INPUT RECORDS:
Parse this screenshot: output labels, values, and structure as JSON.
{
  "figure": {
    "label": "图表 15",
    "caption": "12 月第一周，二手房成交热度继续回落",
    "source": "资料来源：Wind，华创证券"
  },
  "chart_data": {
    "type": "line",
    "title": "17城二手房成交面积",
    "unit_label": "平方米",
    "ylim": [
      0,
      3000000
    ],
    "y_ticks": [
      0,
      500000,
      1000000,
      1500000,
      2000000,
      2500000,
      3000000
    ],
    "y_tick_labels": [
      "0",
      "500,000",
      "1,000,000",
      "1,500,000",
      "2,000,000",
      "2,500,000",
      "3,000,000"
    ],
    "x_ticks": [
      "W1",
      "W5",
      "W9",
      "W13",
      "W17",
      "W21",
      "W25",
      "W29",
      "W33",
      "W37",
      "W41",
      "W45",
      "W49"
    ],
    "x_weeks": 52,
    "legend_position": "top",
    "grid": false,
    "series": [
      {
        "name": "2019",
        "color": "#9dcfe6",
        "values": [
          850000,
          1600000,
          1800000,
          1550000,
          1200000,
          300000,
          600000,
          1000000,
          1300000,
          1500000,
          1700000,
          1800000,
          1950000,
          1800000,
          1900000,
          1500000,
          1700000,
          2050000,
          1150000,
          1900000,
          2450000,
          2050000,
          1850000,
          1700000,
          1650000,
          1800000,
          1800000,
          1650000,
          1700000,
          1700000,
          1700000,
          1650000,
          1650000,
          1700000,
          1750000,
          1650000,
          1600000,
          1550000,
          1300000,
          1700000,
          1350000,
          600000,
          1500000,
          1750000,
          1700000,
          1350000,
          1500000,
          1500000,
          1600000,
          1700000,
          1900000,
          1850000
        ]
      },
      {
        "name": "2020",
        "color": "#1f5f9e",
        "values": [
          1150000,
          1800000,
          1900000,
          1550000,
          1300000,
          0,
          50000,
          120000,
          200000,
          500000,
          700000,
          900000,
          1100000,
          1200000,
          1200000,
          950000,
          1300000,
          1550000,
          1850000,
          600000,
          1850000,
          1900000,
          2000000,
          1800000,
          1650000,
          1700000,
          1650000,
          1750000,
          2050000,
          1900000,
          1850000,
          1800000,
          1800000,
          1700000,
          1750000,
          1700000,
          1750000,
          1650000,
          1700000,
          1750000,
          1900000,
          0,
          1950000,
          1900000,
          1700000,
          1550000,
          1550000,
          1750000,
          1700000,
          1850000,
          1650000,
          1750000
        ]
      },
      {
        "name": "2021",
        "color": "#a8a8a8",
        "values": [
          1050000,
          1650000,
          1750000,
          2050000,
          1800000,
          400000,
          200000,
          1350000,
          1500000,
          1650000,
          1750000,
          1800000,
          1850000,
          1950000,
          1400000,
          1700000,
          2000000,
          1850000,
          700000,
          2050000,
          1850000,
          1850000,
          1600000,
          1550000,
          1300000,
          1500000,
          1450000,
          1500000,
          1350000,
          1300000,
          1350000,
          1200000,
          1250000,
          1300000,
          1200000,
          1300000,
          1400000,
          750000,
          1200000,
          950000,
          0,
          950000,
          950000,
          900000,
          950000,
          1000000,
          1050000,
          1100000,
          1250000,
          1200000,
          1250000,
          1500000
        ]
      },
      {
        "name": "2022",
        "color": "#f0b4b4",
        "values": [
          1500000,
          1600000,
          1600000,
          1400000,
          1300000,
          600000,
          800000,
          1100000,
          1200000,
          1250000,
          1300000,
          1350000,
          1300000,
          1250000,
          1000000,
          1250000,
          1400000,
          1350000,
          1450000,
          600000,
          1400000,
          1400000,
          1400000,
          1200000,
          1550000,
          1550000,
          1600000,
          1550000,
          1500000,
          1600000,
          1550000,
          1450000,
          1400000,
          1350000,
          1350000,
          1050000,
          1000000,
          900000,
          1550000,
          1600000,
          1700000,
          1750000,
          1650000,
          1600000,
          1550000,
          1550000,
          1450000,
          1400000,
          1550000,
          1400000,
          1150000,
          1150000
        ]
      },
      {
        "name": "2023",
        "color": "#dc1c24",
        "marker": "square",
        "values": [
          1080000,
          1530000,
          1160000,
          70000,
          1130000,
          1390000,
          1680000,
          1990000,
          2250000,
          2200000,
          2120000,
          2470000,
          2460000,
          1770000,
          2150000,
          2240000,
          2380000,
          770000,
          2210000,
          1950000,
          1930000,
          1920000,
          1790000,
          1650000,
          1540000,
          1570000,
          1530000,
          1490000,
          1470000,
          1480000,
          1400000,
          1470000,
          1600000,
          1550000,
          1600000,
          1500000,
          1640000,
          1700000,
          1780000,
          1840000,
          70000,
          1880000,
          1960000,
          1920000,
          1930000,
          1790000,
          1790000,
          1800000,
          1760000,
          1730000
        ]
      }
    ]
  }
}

PROBLEM STATEMENT: Pick out and copy every line that contains the word "name".

RESULT:
        "name": "2019",
        "name": "2020",
        "name": "2021",
        "name": "2022",
        "name": "2023",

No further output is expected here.